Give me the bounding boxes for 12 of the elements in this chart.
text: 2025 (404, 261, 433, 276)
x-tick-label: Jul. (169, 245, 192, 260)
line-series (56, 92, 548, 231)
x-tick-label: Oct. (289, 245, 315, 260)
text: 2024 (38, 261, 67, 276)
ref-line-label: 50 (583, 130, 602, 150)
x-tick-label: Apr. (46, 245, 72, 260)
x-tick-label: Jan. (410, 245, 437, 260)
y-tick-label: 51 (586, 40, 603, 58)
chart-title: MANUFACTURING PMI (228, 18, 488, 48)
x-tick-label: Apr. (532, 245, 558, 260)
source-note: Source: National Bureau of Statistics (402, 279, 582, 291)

--------

Find every row above that contains the string "text" and copy each such row in full. Matching is case-sensitive.

text: 2025 (404, 261, 433, 276)
text: 2024 (38, 261, 67, 276)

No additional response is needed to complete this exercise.